| Your objective |
Read through the entries below and return each line with the word "from".
******
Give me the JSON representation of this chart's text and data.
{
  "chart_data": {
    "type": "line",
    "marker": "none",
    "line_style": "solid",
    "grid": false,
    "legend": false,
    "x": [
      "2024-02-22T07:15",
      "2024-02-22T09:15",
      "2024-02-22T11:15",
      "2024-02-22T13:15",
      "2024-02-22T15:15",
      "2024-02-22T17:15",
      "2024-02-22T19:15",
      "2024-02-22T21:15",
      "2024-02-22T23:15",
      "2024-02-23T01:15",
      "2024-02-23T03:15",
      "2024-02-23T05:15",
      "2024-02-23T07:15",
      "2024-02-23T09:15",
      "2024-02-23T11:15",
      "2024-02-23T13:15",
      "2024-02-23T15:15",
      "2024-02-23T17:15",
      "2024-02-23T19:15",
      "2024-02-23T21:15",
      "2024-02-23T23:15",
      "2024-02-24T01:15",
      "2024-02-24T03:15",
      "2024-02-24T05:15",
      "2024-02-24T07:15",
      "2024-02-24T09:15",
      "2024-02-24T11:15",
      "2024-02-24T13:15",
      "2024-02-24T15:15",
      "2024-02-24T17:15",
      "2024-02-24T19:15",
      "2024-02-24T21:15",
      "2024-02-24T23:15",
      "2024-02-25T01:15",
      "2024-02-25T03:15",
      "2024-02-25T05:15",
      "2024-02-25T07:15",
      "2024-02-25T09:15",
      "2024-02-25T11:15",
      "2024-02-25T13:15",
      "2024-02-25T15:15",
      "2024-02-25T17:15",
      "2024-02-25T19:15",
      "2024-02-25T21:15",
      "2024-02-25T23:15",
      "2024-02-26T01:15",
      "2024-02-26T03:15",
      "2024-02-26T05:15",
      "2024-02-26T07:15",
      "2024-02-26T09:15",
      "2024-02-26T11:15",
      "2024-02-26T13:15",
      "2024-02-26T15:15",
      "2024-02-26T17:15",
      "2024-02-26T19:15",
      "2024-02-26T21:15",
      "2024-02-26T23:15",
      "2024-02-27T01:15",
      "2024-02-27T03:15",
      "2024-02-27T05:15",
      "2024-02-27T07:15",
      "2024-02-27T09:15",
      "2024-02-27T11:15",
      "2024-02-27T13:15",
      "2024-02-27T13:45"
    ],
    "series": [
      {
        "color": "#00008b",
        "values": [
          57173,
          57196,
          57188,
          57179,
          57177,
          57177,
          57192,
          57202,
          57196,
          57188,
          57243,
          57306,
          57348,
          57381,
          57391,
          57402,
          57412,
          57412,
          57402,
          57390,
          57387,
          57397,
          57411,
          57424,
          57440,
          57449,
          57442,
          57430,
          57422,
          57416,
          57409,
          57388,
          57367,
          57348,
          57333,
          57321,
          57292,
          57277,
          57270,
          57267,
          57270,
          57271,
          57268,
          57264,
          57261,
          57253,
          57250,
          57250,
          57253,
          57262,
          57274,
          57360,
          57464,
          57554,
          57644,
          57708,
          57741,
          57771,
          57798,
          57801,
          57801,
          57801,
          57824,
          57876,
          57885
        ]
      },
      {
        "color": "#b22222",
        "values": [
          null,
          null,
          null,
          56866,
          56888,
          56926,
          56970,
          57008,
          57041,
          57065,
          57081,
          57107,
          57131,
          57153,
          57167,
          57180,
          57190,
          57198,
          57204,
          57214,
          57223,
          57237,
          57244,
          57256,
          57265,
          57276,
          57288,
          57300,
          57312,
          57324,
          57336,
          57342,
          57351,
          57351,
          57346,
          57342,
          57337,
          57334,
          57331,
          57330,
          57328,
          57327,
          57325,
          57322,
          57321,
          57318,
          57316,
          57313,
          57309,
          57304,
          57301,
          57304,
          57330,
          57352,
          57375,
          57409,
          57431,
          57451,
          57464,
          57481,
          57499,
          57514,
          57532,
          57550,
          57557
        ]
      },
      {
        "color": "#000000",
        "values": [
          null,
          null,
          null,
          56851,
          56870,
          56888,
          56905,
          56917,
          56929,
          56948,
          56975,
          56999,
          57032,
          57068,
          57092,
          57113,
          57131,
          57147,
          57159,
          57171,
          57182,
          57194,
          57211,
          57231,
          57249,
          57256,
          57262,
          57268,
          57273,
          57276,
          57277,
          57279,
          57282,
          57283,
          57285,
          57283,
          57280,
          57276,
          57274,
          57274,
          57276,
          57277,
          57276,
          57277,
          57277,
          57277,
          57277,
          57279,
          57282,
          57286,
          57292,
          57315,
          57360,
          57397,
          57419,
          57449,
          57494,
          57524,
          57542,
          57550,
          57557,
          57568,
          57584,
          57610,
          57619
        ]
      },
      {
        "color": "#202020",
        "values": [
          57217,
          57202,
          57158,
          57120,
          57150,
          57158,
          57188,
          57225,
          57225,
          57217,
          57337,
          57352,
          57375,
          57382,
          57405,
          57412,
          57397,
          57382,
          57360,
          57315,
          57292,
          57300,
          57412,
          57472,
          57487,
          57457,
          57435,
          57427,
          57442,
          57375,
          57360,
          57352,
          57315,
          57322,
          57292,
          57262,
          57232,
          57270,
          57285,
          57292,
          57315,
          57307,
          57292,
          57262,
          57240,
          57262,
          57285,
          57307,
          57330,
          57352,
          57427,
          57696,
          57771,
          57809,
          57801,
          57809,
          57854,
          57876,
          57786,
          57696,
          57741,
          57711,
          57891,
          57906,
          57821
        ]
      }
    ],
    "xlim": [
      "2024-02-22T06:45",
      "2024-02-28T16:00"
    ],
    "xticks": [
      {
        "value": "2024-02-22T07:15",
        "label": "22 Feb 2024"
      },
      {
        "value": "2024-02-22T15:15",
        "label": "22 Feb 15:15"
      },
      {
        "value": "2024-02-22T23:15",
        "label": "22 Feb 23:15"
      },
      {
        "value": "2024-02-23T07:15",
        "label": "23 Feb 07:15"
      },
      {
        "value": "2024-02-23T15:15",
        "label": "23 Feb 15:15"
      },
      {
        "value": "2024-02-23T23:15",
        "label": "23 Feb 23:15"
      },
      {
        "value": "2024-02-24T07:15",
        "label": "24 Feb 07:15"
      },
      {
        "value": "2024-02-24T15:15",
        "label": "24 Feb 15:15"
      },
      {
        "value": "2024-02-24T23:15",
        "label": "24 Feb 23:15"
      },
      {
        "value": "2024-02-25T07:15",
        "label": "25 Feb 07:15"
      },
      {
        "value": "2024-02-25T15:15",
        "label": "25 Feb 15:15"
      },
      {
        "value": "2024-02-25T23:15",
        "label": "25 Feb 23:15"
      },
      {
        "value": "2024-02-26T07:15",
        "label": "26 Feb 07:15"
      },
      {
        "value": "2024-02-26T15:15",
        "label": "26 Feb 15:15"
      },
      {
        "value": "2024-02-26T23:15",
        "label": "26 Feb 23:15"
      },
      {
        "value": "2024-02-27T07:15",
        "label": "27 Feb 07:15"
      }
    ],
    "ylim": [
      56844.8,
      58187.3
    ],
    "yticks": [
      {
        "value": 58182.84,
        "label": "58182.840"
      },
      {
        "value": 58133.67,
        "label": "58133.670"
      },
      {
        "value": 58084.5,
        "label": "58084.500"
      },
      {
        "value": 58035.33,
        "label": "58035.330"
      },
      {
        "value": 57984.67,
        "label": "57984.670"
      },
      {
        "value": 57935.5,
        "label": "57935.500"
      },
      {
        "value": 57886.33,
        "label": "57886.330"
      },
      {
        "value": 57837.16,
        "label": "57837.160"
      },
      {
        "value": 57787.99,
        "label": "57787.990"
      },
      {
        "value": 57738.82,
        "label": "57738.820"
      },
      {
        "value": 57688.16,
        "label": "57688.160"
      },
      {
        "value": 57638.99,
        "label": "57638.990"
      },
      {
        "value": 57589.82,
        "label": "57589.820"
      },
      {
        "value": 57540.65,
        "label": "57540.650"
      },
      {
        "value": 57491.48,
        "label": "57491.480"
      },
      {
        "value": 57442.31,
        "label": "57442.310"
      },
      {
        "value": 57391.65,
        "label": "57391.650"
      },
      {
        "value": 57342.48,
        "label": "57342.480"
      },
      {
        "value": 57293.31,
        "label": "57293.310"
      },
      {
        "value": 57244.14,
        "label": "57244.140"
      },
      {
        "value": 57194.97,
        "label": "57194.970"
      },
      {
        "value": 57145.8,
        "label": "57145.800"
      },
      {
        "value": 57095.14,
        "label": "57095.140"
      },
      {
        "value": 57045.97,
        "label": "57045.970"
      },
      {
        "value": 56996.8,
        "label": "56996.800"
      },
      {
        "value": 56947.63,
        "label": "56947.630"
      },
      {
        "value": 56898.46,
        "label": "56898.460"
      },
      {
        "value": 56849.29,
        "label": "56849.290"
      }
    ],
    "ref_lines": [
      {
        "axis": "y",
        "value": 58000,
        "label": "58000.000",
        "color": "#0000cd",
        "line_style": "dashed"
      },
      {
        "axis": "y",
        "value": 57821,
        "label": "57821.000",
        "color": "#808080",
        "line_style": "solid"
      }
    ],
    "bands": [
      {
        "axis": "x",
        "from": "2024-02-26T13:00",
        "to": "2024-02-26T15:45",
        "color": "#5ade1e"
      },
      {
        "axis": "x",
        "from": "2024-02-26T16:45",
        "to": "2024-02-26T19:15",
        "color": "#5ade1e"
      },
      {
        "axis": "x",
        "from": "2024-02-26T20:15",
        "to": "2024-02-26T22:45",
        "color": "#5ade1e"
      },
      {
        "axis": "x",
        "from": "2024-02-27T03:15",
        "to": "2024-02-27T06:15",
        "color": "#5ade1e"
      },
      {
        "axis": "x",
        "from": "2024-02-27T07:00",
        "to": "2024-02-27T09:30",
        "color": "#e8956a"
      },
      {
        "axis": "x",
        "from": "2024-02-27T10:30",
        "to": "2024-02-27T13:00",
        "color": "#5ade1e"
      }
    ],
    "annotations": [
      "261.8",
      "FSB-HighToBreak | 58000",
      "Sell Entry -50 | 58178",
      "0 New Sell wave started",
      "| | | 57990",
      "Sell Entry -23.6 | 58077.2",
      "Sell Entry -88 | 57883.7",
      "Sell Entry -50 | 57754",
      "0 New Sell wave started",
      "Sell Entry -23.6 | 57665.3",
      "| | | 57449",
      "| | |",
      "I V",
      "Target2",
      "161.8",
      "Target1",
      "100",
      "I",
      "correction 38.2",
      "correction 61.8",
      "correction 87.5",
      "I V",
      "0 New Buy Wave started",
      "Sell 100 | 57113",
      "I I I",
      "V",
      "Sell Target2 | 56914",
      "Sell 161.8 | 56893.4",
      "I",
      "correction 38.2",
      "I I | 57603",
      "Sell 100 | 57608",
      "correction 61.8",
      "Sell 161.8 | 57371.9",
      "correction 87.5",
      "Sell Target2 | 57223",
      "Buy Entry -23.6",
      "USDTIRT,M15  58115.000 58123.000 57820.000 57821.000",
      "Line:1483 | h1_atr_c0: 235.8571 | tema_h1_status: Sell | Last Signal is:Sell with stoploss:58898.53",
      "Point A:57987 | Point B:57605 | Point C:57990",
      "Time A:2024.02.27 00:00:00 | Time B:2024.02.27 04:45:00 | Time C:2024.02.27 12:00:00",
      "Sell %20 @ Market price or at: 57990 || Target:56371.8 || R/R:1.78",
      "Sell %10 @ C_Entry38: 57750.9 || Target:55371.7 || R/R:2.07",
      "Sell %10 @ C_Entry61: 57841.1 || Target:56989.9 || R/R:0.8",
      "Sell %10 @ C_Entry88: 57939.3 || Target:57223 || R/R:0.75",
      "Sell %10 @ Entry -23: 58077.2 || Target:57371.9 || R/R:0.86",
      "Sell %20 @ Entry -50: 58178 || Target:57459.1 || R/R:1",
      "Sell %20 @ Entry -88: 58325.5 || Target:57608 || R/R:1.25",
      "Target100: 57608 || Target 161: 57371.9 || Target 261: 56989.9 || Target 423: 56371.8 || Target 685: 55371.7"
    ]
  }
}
******
| Result of the task |
        "from": "2024-02-26T13:00",
        "from": "2024-02-26T16:45",
        "from": "2024-02-26T20:15",
        "from": "2024-02-27T03:15",
        "from": "2024-02-27T07:00",
        "from": "2024-02-27T10:30",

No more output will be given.